:: SOURCE RECORDS ::

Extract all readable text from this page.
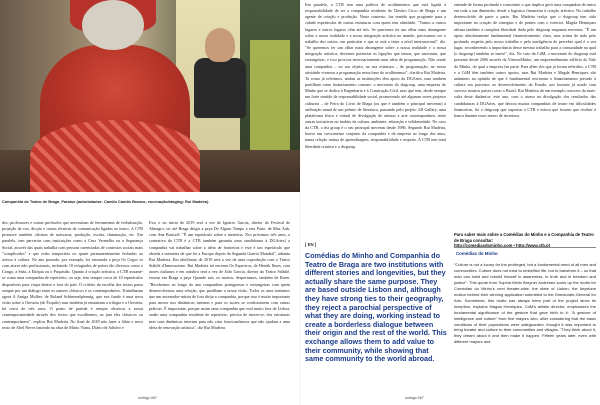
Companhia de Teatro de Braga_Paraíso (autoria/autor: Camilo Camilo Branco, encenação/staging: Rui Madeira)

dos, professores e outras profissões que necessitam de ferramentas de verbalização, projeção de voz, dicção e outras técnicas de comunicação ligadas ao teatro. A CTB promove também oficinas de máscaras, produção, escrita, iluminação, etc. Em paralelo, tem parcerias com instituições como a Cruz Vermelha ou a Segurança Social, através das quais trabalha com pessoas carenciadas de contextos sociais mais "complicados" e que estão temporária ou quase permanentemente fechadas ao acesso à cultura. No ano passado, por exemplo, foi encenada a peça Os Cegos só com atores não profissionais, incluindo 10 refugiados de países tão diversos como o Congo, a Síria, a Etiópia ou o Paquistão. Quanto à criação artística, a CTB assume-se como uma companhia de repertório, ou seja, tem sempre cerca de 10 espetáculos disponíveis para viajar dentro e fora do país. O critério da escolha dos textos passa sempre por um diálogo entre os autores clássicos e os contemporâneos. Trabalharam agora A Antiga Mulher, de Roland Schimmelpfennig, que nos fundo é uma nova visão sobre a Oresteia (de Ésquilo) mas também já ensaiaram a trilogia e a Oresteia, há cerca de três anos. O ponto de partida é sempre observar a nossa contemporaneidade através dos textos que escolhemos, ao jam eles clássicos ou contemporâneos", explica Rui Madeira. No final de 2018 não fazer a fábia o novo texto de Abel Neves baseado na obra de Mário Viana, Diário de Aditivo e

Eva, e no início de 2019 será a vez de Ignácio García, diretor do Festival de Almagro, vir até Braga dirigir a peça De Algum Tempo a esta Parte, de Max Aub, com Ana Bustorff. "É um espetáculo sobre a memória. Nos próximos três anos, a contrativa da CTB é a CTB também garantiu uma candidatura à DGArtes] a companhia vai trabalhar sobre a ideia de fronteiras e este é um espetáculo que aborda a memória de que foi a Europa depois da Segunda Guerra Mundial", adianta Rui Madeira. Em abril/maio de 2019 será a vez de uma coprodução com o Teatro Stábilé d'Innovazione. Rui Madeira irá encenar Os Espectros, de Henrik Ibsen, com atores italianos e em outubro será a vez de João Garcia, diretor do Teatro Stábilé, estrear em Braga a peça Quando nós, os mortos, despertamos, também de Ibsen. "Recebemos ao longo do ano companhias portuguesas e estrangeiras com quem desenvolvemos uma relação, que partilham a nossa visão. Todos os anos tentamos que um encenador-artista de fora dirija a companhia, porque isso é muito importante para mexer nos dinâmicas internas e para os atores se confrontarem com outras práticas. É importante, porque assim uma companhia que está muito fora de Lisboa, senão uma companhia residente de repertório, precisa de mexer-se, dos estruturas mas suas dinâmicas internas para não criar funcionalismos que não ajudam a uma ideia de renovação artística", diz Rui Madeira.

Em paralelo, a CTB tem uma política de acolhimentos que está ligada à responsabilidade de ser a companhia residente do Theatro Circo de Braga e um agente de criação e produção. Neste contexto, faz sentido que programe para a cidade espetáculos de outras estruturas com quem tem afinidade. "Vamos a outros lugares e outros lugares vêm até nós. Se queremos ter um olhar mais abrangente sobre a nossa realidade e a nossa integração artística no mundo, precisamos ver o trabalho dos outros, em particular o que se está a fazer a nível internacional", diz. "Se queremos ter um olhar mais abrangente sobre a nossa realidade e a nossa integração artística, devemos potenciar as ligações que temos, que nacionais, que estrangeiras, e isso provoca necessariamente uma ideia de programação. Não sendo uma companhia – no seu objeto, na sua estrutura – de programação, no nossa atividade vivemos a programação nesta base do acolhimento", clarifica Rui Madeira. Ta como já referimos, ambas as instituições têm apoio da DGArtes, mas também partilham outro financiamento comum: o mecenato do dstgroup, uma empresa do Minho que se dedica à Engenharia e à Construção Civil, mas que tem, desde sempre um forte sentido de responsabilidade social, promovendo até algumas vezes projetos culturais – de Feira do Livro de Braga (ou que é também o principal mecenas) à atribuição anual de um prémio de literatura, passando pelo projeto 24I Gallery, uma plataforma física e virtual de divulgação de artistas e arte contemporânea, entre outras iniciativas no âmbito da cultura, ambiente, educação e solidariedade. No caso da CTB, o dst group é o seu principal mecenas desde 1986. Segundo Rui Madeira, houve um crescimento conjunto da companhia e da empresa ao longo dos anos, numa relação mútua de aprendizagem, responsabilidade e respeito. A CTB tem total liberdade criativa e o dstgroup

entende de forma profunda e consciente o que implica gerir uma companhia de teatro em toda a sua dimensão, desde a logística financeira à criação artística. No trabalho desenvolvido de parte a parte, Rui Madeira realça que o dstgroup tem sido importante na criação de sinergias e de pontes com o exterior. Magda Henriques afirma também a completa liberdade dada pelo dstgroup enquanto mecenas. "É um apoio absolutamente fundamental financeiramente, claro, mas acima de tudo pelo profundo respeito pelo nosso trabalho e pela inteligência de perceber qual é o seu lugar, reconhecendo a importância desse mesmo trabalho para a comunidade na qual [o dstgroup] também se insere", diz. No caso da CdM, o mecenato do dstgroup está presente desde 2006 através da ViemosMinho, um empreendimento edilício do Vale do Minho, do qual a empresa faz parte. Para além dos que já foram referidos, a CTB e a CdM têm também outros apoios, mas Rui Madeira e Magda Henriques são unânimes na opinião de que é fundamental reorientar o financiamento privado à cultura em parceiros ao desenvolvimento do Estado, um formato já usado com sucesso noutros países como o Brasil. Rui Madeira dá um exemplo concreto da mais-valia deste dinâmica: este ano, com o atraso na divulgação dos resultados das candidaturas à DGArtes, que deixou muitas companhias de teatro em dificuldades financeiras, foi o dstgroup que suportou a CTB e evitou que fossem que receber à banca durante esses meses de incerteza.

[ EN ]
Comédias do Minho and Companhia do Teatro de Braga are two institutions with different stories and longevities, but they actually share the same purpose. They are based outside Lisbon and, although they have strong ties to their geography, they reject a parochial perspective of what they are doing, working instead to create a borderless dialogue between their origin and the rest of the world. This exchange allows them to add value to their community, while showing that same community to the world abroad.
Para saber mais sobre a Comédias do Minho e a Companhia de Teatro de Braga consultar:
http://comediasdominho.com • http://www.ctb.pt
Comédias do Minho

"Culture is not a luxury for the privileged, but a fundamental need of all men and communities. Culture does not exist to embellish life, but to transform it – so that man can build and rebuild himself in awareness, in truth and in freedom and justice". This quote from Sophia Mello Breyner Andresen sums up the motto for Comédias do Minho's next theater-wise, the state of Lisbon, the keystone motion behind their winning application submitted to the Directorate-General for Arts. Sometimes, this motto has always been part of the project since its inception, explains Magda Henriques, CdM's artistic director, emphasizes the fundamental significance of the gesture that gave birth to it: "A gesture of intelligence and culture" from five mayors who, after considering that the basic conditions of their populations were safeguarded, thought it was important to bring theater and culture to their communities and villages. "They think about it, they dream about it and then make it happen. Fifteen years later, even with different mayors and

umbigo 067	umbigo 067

:::
:: SOURCE RECORDS ::

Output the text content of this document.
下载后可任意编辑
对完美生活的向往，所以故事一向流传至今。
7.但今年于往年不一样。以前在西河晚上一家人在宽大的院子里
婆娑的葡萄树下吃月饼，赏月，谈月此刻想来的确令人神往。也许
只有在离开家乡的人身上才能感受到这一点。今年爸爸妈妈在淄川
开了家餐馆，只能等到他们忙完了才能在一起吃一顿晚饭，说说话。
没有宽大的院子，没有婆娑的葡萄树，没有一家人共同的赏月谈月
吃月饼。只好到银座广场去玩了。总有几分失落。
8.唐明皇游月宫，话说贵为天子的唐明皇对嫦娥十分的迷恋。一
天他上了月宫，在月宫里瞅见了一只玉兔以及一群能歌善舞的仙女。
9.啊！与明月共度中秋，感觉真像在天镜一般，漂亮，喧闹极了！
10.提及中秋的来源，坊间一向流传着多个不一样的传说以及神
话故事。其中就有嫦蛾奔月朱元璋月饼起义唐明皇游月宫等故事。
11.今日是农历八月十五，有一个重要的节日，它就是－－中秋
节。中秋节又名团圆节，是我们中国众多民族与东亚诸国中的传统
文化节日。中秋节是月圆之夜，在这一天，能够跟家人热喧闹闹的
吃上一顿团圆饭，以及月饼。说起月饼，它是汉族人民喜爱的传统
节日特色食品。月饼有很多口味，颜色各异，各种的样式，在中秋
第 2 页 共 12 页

:::
:: SOURCE RECORDS ::

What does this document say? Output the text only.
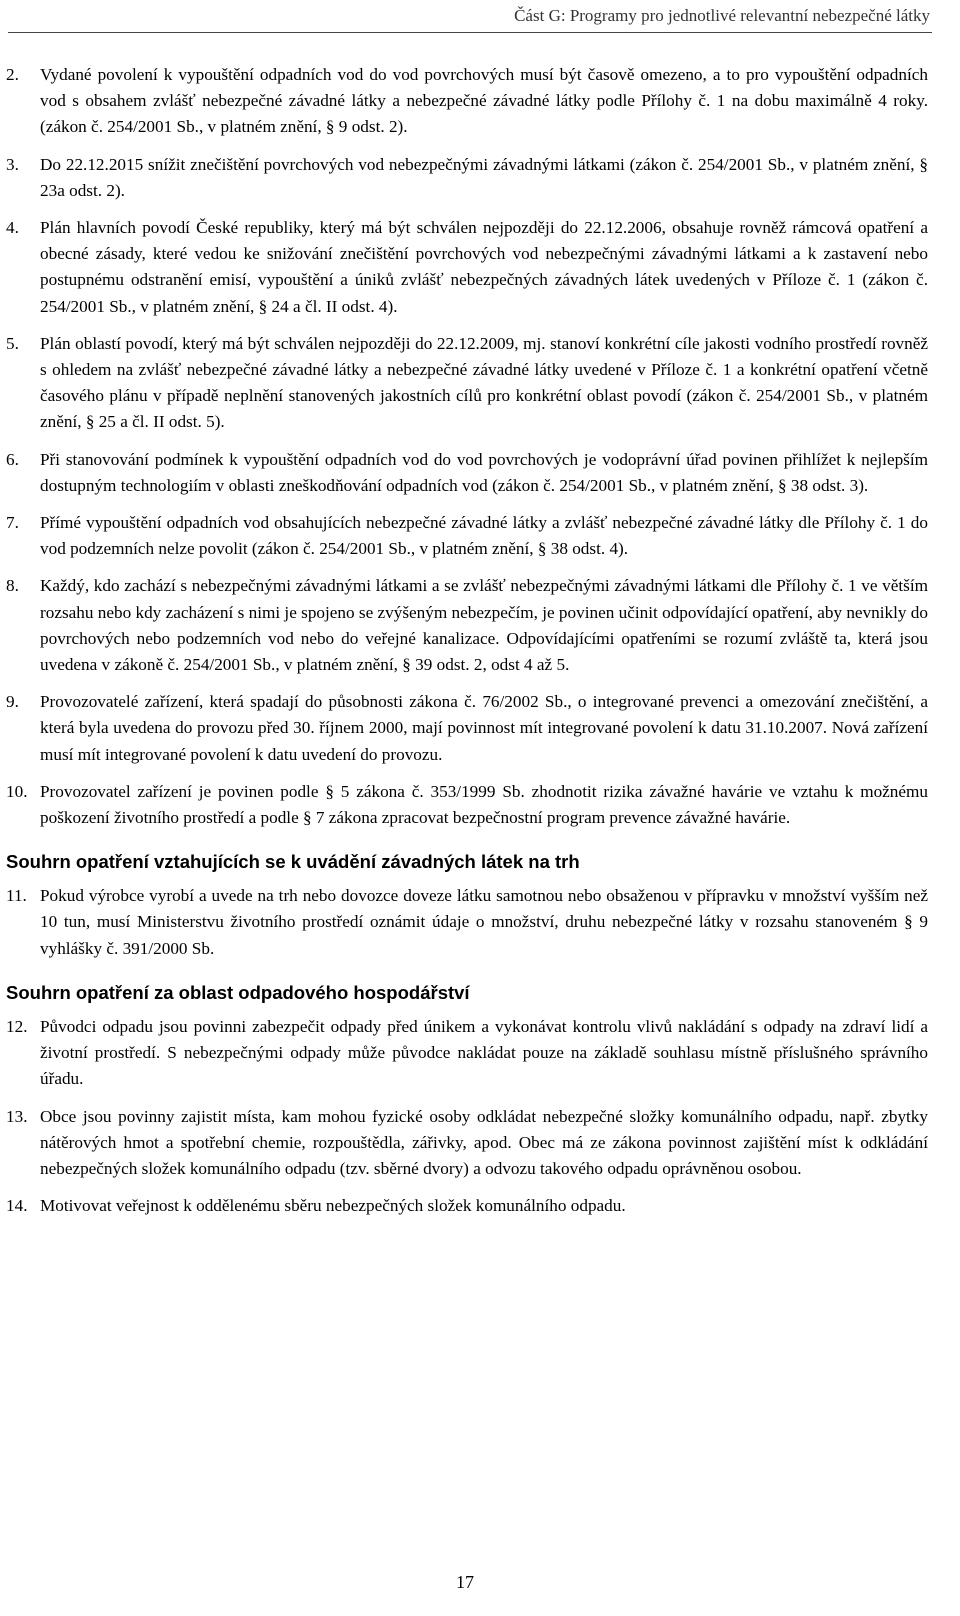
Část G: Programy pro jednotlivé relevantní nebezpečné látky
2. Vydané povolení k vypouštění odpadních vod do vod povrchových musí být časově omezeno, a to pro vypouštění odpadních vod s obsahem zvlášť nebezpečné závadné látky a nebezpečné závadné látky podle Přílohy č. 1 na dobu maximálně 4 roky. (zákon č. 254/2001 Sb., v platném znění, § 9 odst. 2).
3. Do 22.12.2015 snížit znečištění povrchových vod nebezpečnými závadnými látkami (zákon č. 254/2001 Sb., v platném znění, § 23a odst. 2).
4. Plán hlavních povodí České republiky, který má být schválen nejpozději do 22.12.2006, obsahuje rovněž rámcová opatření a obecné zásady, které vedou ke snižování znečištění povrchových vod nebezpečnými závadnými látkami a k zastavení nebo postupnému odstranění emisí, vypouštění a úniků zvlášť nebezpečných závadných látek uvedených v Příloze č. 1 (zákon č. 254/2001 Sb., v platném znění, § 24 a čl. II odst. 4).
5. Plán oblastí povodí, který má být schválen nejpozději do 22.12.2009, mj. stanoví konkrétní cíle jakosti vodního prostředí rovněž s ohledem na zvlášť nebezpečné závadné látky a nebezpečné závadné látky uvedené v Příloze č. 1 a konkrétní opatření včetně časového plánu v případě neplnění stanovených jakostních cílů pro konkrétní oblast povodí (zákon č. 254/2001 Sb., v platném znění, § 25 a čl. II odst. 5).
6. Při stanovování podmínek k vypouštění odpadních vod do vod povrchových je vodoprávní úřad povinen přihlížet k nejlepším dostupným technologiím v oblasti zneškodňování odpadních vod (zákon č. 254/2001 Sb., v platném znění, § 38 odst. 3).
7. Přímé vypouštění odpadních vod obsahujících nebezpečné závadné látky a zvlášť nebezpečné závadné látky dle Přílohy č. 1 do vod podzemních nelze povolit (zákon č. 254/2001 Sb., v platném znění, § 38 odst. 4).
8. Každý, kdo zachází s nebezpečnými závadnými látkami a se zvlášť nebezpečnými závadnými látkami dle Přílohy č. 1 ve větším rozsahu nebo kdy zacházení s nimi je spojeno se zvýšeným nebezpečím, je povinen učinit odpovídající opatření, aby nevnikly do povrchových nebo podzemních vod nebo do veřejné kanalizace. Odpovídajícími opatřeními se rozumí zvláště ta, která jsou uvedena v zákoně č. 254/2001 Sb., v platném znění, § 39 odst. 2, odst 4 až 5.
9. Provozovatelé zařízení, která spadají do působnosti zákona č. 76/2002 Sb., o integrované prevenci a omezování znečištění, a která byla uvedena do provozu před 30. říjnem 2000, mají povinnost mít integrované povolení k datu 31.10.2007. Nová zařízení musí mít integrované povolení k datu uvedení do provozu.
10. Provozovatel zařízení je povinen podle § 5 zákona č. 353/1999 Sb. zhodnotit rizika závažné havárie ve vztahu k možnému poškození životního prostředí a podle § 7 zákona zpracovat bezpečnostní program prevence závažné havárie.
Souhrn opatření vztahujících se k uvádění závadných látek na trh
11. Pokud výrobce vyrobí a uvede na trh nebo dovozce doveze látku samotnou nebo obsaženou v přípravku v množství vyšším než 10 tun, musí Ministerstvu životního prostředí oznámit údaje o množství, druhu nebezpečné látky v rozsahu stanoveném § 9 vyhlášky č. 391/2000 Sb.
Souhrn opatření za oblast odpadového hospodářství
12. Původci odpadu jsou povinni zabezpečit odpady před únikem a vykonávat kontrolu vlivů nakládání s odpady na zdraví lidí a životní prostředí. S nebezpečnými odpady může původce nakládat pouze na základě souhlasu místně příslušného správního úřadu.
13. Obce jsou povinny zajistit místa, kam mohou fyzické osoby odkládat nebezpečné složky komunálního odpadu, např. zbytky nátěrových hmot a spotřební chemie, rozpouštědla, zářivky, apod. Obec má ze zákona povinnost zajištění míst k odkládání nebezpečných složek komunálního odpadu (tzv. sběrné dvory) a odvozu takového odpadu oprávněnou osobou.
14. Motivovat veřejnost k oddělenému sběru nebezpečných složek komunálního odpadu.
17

:::

DIRECTION – Pick out each line above that includes "document" and show it.

WORKED ANSWER –
Output the text content of this document.
What does this document say? Output the text only.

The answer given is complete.